_PROBLEM REQUIREMENTS_
Report the number of lines where the string "from" occurs, and write nothing else.

-- Start THE INPUT --

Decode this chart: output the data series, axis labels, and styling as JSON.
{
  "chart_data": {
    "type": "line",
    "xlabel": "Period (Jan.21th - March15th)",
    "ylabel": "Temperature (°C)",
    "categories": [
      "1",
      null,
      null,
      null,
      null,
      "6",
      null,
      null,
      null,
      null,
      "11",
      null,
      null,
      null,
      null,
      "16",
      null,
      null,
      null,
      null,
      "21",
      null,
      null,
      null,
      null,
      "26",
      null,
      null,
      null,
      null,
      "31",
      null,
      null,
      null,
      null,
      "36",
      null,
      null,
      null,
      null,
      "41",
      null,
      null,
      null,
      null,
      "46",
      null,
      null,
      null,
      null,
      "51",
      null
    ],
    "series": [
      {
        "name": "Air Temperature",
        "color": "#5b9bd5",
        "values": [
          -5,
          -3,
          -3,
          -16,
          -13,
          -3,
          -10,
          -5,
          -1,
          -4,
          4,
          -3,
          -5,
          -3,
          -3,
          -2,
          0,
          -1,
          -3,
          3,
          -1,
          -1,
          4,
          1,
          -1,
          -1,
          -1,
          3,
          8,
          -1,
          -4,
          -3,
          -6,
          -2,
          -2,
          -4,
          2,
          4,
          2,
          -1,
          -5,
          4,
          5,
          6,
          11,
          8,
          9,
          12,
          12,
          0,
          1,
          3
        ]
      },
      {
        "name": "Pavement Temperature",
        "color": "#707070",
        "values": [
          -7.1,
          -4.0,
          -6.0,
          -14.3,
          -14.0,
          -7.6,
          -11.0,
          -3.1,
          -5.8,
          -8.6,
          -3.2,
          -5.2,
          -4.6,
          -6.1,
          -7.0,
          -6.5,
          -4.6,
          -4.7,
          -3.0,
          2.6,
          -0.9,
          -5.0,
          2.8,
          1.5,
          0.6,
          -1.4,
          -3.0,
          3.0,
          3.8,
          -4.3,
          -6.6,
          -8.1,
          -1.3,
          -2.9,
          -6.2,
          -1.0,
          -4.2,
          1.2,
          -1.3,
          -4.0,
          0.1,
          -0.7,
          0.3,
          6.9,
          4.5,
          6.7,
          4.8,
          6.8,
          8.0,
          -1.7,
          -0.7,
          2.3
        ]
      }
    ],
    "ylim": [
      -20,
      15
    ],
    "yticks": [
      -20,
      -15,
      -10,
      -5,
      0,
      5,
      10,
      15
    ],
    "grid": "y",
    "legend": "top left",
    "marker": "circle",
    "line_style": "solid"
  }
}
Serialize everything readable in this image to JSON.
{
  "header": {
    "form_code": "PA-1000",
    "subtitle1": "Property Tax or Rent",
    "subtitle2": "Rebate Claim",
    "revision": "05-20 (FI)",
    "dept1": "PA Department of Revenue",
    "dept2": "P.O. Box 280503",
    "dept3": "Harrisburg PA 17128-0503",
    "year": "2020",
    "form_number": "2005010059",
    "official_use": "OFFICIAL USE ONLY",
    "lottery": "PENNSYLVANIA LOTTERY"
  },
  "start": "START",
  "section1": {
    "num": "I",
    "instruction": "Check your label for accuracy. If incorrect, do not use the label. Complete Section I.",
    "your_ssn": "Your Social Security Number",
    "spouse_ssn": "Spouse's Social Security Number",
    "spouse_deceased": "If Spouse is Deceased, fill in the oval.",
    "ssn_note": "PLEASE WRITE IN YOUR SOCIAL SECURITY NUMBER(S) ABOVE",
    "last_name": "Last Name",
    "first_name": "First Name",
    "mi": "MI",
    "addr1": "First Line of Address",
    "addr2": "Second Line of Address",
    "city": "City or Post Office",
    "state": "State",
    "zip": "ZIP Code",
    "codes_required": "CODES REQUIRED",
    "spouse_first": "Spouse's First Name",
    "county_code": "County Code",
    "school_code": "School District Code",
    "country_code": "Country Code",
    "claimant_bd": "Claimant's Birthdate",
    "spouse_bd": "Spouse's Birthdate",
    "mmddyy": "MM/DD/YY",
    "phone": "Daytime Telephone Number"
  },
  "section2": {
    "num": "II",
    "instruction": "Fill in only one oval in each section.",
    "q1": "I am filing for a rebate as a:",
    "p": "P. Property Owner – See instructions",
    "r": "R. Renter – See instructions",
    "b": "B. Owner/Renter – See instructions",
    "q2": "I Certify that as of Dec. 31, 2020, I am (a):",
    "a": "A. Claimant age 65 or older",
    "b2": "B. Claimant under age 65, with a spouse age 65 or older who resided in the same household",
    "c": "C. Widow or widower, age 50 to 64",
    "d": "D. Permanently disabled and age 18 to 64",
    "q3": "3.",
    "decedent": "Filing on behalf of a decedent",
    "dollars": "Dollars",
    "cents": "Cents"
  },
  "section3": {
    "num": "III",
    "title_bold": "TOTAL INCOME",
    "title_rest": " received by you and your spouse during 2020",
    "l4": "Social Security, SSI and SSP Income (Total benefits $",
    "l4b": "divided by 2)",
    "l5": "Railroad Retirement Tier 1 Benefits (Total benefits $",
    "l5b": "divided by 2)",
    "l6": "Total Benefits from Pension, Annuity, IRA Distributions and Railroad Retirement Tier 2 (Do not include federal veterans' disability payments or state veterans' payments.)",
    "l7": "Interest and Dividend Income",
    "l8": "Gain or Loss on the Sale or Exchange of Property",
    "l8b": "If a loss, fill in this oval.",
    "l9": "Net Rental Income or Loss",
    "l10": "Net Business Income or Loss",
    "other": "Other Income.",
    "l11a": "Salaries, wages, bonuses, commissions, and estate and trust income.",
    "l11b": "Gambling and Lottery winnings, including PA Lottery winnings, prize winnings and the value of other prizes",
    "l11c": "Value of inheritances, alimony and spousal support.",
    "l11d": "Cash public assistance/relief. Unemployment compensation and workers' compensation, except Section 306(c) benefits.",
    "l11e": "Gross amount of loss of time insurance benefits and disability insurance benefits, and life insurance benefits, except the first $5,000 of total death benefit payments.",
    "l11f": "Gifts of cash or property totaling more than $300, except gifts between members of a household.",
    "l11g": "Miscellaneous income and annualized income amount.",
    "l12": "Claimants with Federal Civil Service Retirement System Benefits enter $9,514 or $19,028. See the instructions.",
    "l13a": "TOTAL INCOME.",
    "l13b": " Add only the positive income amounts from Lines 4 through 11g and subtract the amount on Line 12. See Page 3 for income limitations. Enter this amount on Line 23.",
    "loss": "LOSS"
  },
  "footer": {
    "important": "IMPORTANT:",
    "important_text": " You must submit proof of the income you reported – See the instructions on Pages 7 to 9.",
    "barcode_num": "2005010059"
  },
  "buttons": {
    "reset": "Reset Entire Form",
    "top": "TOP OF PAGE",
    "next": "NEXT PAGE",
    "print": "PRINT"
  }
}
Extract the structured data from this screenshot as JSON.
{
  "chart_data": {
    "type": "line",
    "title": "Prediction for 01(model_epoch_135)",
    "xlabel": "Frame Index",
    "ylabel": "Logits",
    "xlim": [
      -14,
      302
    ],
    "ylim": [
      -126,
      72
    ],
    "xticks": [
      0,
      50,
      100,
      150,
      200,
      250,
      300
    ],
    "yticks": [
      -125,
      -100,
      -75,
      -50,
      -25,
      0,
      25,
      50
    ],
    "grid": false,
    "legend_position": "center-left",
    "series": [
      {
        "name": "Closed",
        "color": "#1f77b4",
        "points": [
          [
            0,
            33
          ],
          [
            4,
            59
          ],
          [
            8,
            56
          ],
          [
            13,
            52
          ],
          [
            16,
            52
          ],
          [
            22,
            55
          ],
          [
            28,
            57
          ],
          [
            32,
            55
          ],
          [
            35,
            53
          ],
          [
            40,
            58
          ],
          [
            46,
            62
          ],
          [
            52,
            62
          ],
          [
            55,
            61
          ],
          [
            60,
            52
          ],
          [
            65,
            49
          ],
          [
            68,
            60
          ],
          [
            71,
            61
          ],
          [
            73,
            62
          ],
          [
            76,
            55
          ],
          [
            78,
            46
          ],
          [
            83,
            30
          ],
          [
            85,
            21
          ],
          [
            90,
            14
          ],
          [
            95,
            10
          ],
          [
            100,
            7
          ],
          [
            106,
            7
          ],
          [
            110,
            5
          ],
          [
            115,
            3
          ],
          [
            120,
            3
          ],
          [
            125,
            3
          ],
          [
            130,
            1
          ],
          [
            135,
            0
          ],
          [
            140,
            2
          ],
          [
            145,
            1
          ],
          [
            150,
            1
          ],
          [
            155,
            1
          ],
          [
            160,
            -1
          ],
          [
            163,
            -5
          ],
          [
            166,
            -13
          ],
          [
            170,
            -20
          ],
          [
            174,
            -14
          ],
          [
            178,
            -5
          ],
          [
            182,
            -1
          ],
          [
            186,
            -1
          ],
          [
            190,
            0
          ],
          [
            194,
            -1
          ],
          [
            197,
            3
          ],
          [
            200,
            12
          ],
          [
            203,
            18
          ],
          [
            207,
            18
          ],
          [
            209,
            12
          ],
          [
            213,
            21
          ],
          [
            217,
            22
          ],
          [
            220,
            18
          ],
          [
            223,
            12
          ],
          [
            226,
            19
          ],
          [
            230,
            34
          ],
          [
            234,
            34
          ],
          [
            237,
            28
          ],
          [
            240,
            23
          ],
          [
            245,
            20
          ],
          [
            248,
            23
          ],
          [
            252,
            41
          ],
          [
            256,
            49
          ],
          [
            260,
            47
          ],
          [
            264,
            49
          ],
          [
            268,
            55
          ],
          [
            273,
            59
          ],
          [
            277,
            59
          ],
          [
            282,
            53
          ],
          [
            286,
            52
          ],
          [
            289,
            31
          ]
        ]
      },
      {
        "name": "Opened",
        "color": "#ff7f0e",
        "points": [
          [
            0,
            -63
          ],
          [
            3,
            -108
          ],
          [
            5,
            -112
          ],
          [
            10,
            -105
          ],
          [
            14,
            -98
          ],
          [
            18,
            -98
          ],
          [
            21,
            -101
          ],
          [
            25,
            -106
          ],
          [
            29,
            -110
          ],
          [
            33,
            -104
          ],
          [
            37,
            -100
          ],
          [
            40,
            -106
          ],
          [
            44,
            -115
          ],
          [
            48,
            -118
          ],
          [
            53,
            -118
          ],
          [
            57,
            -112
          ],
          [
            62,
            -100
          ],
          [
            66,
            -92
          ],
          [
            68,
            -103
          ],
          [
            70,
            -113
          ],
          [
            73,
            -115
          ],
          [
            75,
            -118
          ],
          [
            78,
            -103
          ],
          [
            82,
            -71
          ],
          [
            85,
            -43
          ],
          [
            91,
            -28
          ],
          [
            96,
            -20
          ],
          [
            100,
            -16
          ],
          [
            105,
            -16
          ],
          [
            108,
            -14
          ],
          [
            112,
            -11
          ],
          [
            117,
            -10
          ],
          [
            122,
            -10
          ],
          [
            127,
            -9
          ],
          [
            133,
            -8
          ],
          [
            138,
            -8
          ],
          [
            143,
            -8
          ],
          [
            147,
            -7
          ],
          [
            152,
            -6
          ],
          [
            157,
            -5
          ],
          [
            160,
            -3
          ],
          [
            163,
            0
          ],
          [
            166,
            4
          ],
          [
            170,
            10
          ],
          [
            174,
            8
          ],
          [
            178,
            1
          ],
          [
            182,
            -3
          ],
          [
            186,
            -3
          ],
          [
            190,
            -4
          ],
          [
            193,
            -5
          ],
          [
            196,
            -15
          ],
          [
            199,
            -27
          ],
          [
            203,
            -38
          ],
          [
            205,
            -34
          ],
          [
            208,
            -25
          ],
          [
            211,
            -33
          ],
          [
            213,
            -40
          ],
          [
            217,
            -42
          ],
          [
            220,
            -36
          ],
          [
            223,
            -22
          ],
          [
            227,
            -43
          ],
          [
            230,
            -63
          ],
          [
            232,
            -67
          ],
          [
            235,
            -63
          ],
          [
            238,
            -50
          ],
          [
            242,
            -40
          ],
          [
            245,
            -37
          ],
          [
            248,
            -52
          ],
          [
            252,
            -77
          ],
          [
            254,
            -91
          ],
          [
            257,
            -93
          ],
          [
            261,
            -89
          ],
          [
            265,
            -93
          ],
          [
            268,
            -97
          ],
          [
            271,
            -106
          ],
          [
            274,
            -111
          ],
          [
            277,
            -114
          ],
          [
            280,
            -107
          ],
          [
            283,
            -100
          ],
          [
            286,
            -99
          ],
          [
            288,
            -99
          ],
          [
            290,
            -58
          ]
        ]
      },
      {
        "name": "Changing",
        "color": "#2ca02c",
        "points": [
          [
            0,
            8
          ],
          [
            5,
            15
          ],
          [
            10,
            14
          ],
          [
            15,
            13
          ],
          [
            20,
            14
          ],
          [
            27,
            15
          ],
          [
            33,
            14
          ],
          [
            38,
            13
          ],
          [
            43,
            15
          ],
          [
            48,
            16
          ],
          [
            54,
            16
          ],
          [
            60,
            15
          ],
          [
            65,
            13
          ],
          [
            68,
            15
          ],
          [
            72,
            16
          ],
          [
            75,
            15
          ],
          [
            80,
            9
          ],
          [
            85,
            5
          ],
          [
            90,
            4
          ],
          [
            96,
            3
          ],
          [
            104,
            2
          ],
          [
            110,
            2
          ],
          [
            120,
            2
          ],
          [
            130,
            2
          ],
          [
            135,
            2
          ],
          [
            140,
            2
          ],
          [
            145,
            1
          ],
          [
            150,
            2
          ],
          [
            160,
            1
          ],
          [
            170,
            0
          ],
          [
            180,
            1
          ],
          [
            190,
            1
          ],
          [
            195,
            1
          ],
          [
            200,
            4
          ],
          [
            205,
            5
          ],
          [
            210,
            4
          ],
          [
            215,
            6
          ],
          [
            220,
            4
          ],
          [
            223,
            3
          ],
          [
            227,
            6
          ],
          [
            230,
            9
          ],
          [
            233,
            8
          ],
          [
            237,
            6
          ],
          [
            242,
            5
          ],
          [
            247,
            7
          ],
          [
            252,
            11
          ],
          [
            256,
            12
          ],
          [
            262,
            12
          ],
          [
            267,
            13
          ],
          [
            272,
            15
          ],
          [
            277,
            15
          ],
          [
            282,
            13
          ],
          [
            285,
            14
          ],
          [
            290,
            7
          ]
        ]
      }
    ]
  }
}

-- End THE INPUT --

_SOLUTION TO THE PROBLEM_
3